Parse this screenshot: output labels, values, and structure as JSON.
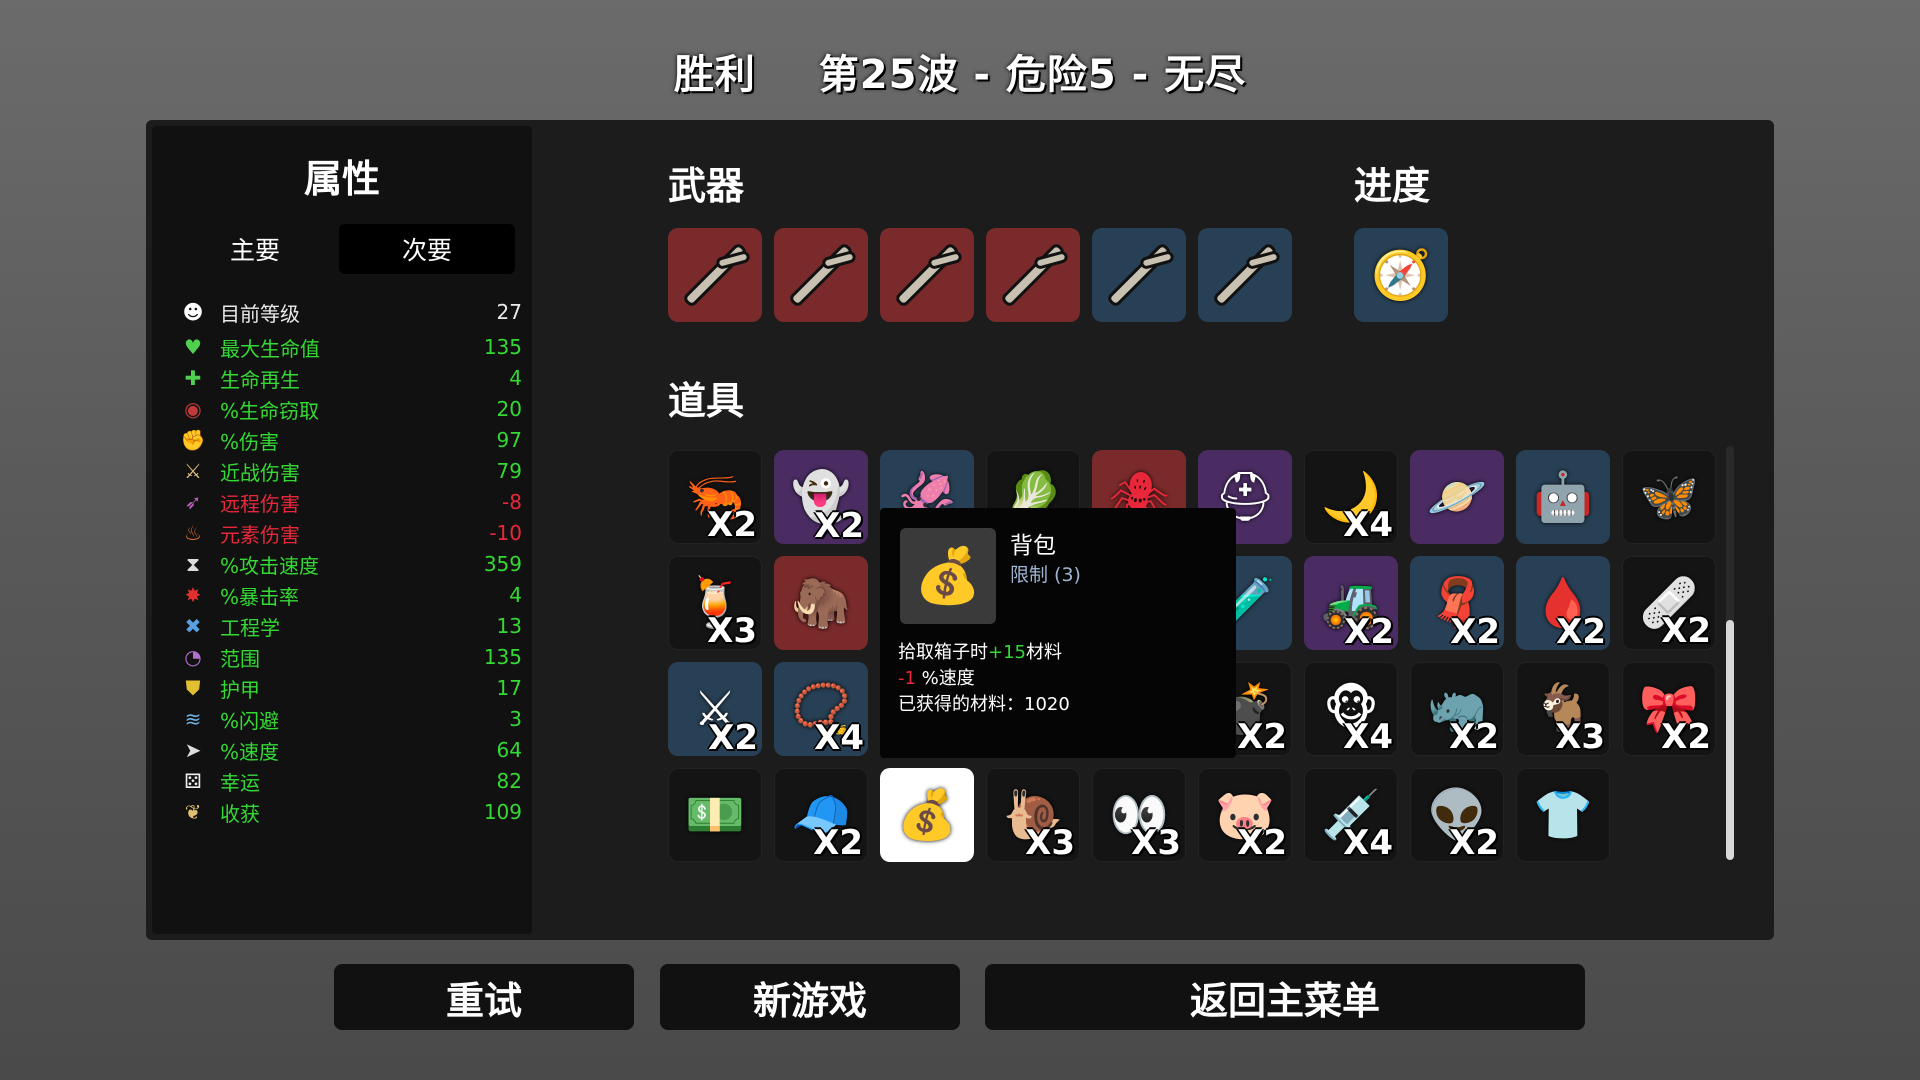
{
  "header": {
    "result": "胜利",
    "wave_info": "第25波 - 危险5 - 无尽"
  },
  "stats_panel": {
    "title": "属性",
    "tabs": [
      "主要",
      "次要"
    ],
    "level": {
      "label": "目前等级",
      "value": "27"
    },
    "rows": [
      {
        "label": "最大生命值",
        "value": "135",
        "color": "#34d934",
        "icon": "heart-icon"
      },
      {
        "label": "生命再生",
        "value": "4",
        "color": "#34d934",
        "icon": "regen-icon"
      },
      {
        "label": "%生命窃取",
        "value": "20",
        "color": "#34d934",
        "icon": "lifesteal-icon"
      },
      {
        "label": "%伤害",
        "value": "97",
        "color": "#34d934",
        "icon": "damage-icon"
      },
      {
        "label": "近战伤害",
        "value": "79",
        "color": "#34d934",
        "icon": "melee-icon"
      },
      {
        "label": "远程伤害",
        "value": "-8",
        "color": "#e8283a",
        "icon": "ranged-icon"
      },
      {
        "label": "元素伤害",
        "value": "-10",
        "color": "#e8283a",
        "icon": "elemental-icon"
      },
      {
        "label": "%攻击速度",
        "value": "359",
        "color": "#34d934",
        "icon": "attack-speed-icon"
      },
      {
        "label": "%暴击率",
        "value": "4",
        "color": "#34d934",
        "icon": "crit-icon"
      },
      {
        "label": "工程学",
        "value": "13",
        "color": "#34d934",
        "icon": "engineering-icon"
      },
      {
        "label": "范围",
        "value": "135",
        "color": "#34d934",
        "icon": "range-icon"
      },
      {
        "label": "护甲",
        "value": "17",
        "color": "#34d934",
        "icon": "armor-icon"
      },
      {
        "label": "%闪避",
        "value": "3",
        "color": "#34d934",
        "icon": "dodge-icon"
      },
      {
        "label": "%速度",
        "value": "64",
        "color": "#34d934",
        "icon": "speed-icon"
      },
      {
        "label": "幸运",
        "value": "82",
        "color": "#34d934",
        "icon": "luck-icon"
      },
      {
        "label": "收获",
        "value": "109",
        "color": "#34d934",
        "icon": "harvest-icon"
      }
    ]
  },
  "sections": {
    "weapons": "武器",
    "progress": "进度",
    "items": "道具"
  },
  "weapons": [
    {
      "tier": "red",
      "icon": "stick-icon"
    },
    {
      "tier": "red",
      "icon": "stick-icon"
    },
    {
      "tier": "red",
      "icon": "stick-icon"
    },
    {
      "tier": "red",
      "icon": "stick-icon"
    },
    {
      "tier": "blue",
      "icon": "stick-icon"
    },
    {
      "tier": "blue",
      "icon": "stick-icon"
    }
  ],
  "progress_items": [
    {
      "tier": "blue",
      "icon": "compass-icon"
    }
  ],
  "items": [
    [
      {
        "tier": "dark",
        "icon": "shrimp-icon",
        "glyph": "🦐",
        "count": "X2"
      },
      {
        "tier": "purple",
        "icon": "ghosts-icon",
        "glyph": "👻",
        "count": "X2"
      },
      {
        "tier": "blue",
        "icon": "tentacle-icon",
        "glyph": "🦑",
        "count": ""
      },
      {
        "tier": "dark",
        "icon": "cabbage-icon",
        "glyph": "🥬",
        "count": ""
      },
      {
        "tier": "red",
        "icon": "turret-icon",
        "glyph": "🕷",
        "count": ""
      },
      {
        "tier": "purple",
        "icon": "helmet-icon",
        "glyph": "⛑",
        "count": ""
      },
      {
        "tier": "dark",
        "icon": "claw-icon",
        "glyph": "🌙",
        "count": "X4"
      },
      {
        "tier": "purple",
        "icon": "drone-icon",
        "glyph": "🪐",
        "count": ""
      },
      {
        "tier": "blue",
        "icon": "robot-icon",
        "glyph": "🤖",
        "count": ""
      },
      {
        "tier": "dark",
        "icon": "butterfly-icon",
        "glyph": "🦋",
        "count": ""
      }
    ],
    [
      {
        "tier": "dark",
        "icon": "lemonade-icon",
        "glyph": "🍹",
        "count": "X3"
      },
      {
        "tier": "red",
        "icon": "mammoth-icon",
        "glyph": "🦣",
        "count": ""
      },
      {
        "tier": "blue",
        "icon": "hidden-icon",
        "glyph": "",
        "count": ""
      },
      {
        "tier": "dark",
        "icon": "hidden-icon",
        "glyph": "",
        "count": ""
      },
      {
        "tier": "dark",
        "icon": "hidden-icon",
        "glyph": "",
        "count": ""
      },
      {
        "tier": "blue",
        "icon": "potion-icon",
        "glyph": "🧪",
        "count": ""
      },
      {
        "tier": "purple",
        "icon": "tractor-icon",
        "glyph": "🚜",
        "count": "X2"
      },
      {
        "tier": "blue",
        "icon": "scarf-icon",
        "glyph": "🧣",
        "count": "X2"
      },
      {
        "tier": "blue",
        "icon": "blood-cells-icon",
        "glyph": "🩸",
        "count": "X2"
      },
      {
        "tier": "dark",
        "icon": "bandage-icon",
        "glyph": "🩹",
        "count": "X2"
      }
    ],
    [
      {
        "tier": "blue",
        "icon": "fighter-icon",
        "glyph": "⚔",
        "count": "X2"
      },
      {
        "tier": "blue",
        "icon": "coin-necklace-icon",
        "glyph": "📿",
        "count": "X4"
      },
      {
        "tier": "dark",
        "icon": "hidden-icon",
        "glyph": "",
        "count": ""
      },
      {
        "tier": "dark",
        "icon": "hidden-icon",
        "glyph": "",
        "count": ""
      },
      {
        "tier": "dark",
        "icon": "hidden-icon",
        "glyph": "",
        "count": ""
      },
      {
        "tier": "dark",
        "icon": "bomb-icon",
        "glyph": "💣",
        "count": "X2"
      },
      {
        "tier": "dark",
        "icon": "monkey-icon",
        "glyph": "🐵",
        "count": "X4"
      },
      {
        "tier": "dark",
        "icon": "horn-icon",
        "glyph": "🦏",
        "count": "X2"
      },
      {
        "tier": "dark",
        "icon": "goat-skull-icon",
        "glyph": "🐐",
        "count": "X3"
      },
      {
        "tier": "dark",
        "icon": "scarf-red-icon",
        "glyph": "🎀",
        "count": "X2"
      }
    ],
    [
      {
        "tier": "dark",
        "icon": "cash-icon",
        "glyph": "💵",
        "count": ""
      },
      {
        "tier": "dark",
        "icon": "propeller-hat-icon",
        "glyph": "🧢",
        "count": "X2"
      },
      {
        "tier": "selected",
        "icon": "bag-icon",
        "glyph": "💰",
        "count": ""
      },
      {
        "tier": "dark",
        "icon": "snail-icon",
        "glyph": "🐌",
        "count": "X3"
      },
      {
        "tier": "dark",
        "icon": "eyes-icon",
        "glyph": "👀",
        "count": "X3"
      },
      {
        "tier": "dark",
        "icon": "pig-icon",
        "glyph": "🐷",
        "count": "X2"
      },
      {
        "tier": "dark",
        "icon": "syringe-icon",
        "glyph": "💉",
        "count": "X4"
      },
      {
        "tier": "dark",
        "icon": "alien-icon",
        "glyph": "👽",
        "count": "X2"
      },
      {
        "tier": "dark",
        "icon": "flannel-shirt-icon",
        "glyph": "👕",
        "count": ""
      }
    ]
  ],
  "tooltip": {
    "name": "背包",
    "limit": "限制 (3)",
    "line1_a": "拾取箱子时",
    "line1_b": "+15",
    "line1_c": "材料",
    "line2_a": "-1",
    "line2_b": " %速度",
    "line3": "已获得的材料：1020",
    "icon": "bag-icon"
  },
  "buttons": {
    "retry": "重试",
    "new_game": "新游戏",
    "main_menu": "返回主菜单"
  }
}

···

#### [To be done]
Go back to the records above and write them out exactly, without the pictures.

#### [Answer in full]
Parse this screenshot: output labels, values, and structure as JSON.
{
  "header": {
    "result": "胜利",
    "wave_info": "第25波 - 危险5 - 无尽"
  },
  "stats_panel": {
    "title": "属性",
    "tabs": [
      "主要",
      "次要"
    ],
    "level": {
      "label": "目前等级",
      "value": "27"
    },
    "rows": [
      {
        "label": "最大生命值",
        "value": "135",
        "color": "#34d934",
        "icon": "heart-icon"
      },
      {
        "label": "生命再生",
        "value": "4",
        "color": "#34d934",
        "icon": "regen-icon"
      },
      {
        "label": "%生命窃取",
        "value": "20",
        "color": "#34d934",
        "icon": "lifesteal-icon"
      },
      {
        "label": "%伤害",
        "value": "97",
        "color": "#34d934",
        "icon": "damage-icon"
      },
      {
        "label": "近战伤害",
        "value": "79",
        "color": "#34d934",
        "icon": "melee-icon"
      },
      {
        "label": "远程伤害",
        "value": "-8",
        "color": "#e8283a",
        "icon": "ranged-icon"
      },
      {
        "label": "元素伤害",
        "value": "-10",
        "color": "#e8283a",
        "icon": "elemental-icon"
      },
      {
        "label": "%攻击速度",
        "value": "359",
        "color": "#34d934",
        "icon": "attack-speed-icon"
      },
      {
        "label": "%暴击率",
        "value": "4",
        "color": "#34d934",
        "icon": "crit-icon"
      },
      {
        "label": "工程学",
        "value": "13",
        "color": "#34d934",
        "icon": "engineering-icon"
      },
      {
        "label": "范围",
        "value": "135",
        "color": "#34d934",
        "icon": "range-icon"
      },
      {
        "label": "护甲",
        "value": "17",
        "color": "#34d934",
        "icon": "armor-icon"
      },
      {
        "label": "%闪避",
        "value": "3",
        "color": "#34d934",
        "icon": "dodge-icon"
      },
      {
        "label": "%速度",
        "value": "64",
        "color": "#34d934",
        "icon": "speed-icon"
      },
      {
        "label": "幸运",
        "value": "82",
        "color": "#34d934",
        "icon": "luck-icon"
      },
      {
        "label": "收获",
        "value": "109",
        "color": "#34d934",
        "icon": "harvest-icon"
      }
    ]
  },
  "sections": {
    "weapons": "武器",
    "progress": "进度",
    "items": "道具"
  },
  "weapons": [
    {
      "tier": "red",
      "icon": "stick-icon"
    },
    {
      "tier": "red",
      "icon": "stick-icon"
    },
    {
      "tier": "red",
      "icon": "stick-icon"
    },
    {
      "tier": "red",
      "icon": "stick-icon"
    },
    {
      "tier": "blue",
      "icon": "stick-icon"
    },
    {
      "tier": "blue",
      "icon": "stick-icon"
    }
  ],
  "progress_items": [
    {
      "tier": "blue",
      "icon": "compass-icon"
    }
  ],
  "items": [
    [
      {
        "tier": "dark",
        "icon": "shrimp-icon",
        "glyph": "🦐",
        "count": "X2"
      },
      {
        "tier": "purple",
        "icon": "ghosts-icon",
        "glyph": "👻",
        "count": "X2"
      },
      {
        "tier": "blue",
        "icon": "tentacle-icon",
        "glyph": "🦑",
        "count": ""
      },
      {
        "tier": "dark",
        "icon": "cabbage-icon",
        "glyph": "🥬",
        "count": ""
      },
      {
        "tier": "red",
        "icon": "turret-icon",
        "glyph": "🕷",
        "count": ""
      },
      {
        "tier": "purple",
        "icon": "helmet-icon",
        "glyph": "⛑",
        "count": ""
      },
      {
        "tier": "dark",
        "icon": "claw-icon",
        "glyph": "🌙",
        "count": "X4"
      },
      {
        "tier": "purple",
        "icon": "drone-icon",
        "glyph": "🪐",
        "count": ""
      },
      {
        "tier": "blue",
        "icon": "robot-icon",
        "glyph": "🤖",
        "count": ""
      },
      {
        "tier": "dark",
        "icon": "butterfly-icon",
        "glyph": "🦋",
        "count": ""
      }
    ],
    [
      {
        "tier": "dark",
        "icon": "lemonade-icon",
        "glyph": "🍹",
        "count": "X3"
      },
      {
        "tier": "red",
        "icon": "mammoth-icon",
        "glyph": "🦣",
        "count": ""
      },
      {
        "tier": "blue",
        "icon": "hidden-icon",
        "glyph": "",
        "count": ""
      },
      {
        "tier": "dark",
        "icon": "hidden-icon",
        "glyph": "",
        "count": ""
      },
      {
        "tier": "dark",
        "icon": "hidden-icon",
        "glyph": "",
        "count": ""
      },
      {
        "tier": "blue",
        "icon": "potion-icon",
        "glyph": "🧪",
        "count": ""
      },
      {
        "tier": "purple",
        "icon": "tractor-icon",
        "glyph": "🚜",
        "count": "X2"
      },
      {
        "tier": "blue",
        "icon": "scarf-icon",
        "glyph": "🧣",
        "count": "X2"
      },
      {
        "tier": "blue",
        "icon": "blood-cells-icon",
        "glyph": "🩸",
        "count": "X2"
      },
      {
        "tier": "dark",
        "icon": "bandage-icon",
        "glyph": "🩹",
        "count": "X2"
      }
    ],
    [
      {
        "tier": "blue",
        "icon": "fighter-icon",
        "glyph": "⚔",
        "count": "X2"
      },
      {
        "tier": "blue",
        "icon": "coin-necklace-icon",
        "glyph": "📿",
        "count": "X4"
      },
      {
        "tier": "dark",
        "icon": "hidden-icon",
        "glyph": "",
        "count": ""
      },
      {
        "tier": "dark",
        "icon": "hidden-icon",
        "glyph": "",
        "count": ""
      },
      {
        "tier": "dark",
        "icon": "hidden-icon",
        "glyph": "",
        "count": ""
      },
      {
        "tier": "dark",
        "icon": "bomb-icon",
        "glyph": "💣",
        "count": "X2"
      },
      {
        "tier": "dark",
        "icon": "monkey-icon",
        "glyph": "🐵",
        "count": "X4"
      },
      {
        "tier": "dark",
        "icon": "horn-icon",
        "glyph": "🦏",
        "count": "X2"
      },
      {
        "tier": "dark",
        "icon": "goat-skull-icon",
        "glyph": "🐐",
        "count": "X3"
      },
      {
        "tier": "dark",
        "icon": "scarf-red-icon",
        "glyph": "🎀",
        "count": "X2"
      }
    ],
    [
      {
        "tier": "dark",
        "icon": "cash-icon",
        "glyph": "💵",
        "count": ""
      },
      {
        "tier": "dark",
        "icon": "propeller-hat-icon",
        "glyph": "🧢",
        "count": "X2"
      },
      {
        "tier": "selected",
        "icon": "bag-icon",
        "glyph": "💰",
        "count": ""
      },
      {
        "tier": "dark",
        "icon": "snail-icon",
        "glyph": "🐌",
        "count": "X3"
      },
      {
        "tier": "dark",
        "icon": "eyes-icon",
        "glyph": "👀",
        "count": "X3"
      },
      {
        "tier": "dark",
        "icon": "pig-icon",
        "glyph": "🐷",
        "count": "X2"
      },
      {
        "tier": "dark",
        "icon": "syringe-icon",
        "glyph": "💉",
        "count": "X4"
      },
      {
        "tier": "dark",
        "icon": "alien-icon",
        "glyph": "👽",
        "count": "X2"
      },
      {
        "tier": "dark",
        "icon": "flannel-shirt-icon",
        "glyph": "👕",
        "count": ""
      }
    ]
  ],
  "tooltip": {
    "name": "背包",
    "limit": "限制 (3)",
    "line1_a": "拾取箱子时",
    "line1_b": "+15",
    "line1_c": "材料",
    "line2_a": "-1",
    "line2_b": " %速度",
    "line3": "已获得的材料：1020",
    "icon": "bag-icon"
  },
  "buttons": {
    "retry": "重试",
    "new_game": "新游戏",
    "main_menu": "返回主菜单"
  }
}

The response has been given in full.